Objective: Filter out everything except lines holding "JSON".

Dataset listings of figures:
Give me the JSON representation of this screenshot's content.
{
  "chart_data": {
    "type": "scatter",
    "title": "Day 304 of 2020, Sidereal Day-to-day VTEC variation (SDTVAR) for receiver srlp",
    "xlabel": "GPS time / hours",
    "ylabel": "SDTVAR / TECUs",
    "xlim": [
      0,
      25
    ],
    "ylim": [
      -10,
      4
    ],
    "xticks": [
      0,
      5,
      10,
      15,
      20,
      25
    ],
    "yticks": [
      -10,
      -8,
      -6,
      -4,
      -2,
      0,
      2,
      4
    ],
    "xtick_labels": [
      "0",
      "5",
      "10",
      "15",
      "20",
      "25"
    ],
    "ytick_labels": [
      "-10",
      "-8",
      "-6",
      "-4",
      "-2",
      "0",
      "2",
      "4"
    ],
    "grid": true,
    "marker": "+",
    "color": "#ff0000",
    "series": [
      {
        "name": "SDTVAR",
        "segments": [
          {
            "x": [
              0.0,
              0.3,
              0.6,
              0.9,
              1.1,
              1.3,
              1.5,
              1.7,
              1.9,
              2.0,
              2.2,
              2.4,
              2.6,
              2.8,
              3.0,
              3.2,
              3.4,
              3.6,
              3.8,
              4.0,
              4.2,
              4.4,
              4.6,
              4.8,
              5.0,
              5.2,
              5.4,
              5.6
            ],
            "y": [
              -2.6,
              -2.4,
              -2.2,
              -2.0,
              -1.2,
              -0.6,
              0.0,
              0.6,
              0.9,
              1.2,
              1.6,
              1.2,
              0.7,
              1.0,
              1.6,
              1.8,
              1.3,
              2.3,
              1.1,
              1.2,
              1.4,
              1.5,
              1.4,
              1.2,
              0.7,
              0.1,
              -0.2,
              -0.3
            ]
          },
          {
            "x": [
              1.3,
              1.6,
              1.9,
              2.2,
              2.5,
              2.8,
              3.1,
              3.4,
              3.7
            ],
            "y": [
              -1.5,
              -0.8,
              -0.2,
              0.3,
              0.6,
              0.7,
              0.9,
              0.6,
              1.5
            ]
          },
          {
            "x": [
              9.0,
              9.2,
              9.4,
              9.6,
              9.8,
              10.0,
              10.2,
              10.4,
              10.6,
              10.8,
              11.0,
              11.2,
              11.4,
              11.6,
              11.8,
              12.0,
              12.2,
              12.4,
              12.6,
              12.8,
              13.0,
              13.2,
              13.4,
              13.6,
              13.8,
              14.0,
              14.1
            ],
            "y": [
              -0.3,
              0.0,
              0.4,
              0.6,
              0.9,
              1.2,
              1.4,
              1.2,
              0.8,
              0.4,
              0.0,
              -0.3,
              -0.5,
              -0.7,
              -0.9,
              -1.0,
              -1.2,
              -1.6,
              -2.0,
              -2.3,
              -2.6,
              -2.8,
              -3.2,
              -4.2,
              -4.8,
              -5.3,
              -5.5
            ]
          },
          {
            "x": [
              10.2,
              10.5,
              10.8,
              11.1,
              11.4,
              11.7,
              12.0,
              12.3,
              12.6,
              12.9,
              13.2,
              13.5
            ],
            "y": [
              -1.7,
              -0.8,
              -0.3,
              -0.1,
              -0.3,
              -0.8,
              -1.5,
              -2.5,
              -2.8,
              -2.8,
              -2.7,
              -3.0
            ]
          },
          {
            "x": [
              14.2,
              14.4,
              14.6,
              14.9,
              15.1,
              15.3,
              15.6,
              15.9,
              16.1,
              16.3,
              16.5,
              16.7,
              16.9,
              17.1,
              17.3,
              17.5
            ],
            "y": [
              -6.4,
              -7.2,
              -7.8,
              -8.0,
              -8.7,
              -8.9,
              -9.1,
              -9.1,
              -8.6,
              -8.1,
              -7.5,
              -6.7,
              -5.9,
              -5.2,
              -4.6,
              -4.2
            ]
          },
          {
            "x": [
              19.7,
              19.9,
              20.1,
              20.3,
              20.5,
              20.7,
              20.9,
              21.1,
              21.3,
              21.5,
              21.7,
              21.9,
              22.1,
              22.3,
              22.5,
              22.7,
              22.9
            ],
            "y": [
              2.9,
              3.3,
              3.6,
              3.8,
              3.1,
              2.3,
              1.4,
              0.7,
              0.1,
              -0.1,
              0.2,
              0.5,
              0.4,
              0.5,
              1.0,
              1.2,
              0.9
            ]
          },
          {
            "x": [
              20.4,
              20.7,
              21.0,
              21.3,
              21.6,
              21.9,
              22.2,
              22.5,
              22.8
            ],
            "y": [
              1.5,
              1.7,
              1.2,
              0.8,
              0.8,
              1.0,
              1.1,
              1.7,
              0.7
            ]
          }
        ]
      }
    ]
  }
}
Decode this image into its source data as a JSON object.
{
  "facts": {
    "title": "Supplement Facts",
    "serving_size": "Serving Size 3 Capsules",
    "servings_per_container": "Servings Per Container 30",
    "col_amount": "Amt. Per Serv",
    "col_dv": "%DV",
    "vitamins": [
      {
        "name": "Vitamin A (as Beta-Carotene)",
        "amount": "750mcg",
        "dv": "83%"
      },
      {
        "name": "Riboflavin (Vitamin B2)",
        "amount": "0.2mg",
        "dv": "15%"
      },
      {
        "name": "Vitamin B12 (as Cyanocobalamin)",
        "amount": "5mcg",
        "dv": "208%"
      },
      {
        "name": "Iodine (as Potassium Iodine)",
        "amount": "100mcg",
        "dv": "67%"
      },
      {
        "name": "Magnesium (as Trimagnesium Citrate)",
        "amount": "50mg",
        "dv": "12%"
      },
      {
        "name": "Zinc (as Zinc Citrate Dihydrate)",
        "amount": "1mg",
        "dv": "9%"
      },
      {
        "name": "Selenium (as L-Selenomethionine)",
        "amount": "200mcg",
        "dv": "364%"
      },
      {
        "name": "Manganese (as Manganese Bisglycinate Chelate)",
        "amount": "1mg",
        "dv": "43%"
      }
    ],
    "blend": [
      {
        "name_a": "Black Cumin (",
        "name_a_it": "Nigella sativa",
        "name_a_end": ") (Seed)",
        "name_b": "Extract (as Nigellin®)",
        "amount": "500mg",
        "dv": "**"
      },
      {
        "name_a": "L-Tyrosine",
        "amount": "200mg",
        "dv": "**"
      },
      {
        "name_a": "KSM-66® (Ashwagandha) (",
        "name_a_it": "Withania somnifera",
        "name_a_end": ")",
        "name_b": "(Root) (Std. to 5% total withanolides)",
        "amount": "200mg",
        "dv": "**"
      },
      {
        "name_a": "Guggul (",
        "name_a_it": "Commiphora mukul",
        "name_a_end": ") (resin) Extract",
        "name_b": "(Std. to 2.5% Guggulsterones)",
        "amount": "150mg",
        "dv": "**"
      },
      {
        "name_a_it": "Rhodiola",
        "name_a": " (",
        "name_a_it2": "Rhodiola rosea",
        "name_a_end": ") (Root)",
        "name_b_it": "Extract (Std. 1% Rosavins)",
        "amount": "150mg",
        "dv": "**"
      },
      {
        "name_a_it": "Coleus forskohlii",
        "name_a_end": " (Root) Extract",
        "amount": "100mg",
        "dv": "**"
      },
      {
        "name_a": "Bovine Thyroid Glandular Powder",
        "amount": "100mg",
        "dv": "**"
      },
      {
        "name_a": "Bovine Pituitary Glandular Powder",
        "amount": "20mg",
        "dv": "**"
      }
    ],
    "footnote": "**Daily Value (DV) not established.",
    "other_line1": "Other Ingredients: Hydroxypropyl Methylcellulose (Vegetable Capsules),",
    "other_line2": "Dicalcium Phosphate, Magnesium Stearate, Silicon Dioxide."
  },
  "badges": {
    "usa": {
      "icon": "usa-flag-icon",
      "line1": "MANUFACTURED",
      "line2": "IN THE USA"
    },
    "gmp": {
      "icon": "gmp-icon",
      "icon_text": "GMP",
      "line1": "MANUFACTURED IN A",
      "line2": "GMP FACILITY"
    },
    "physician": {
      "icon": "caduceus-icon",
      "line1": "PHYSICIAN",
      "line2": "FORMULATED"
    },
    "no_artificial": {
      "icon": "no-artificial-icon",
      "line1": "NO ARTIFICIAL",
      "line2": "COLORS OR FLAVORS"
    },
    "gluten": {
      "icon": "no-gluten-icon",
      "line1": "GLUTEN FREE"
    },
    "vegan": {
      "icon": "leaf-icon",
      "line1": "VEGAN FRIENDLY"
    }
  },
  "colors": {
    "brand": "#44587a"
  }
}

Finished task:
Give me the JSON representation of this screenshot's content.
Decode this image into its source data as a JSON object.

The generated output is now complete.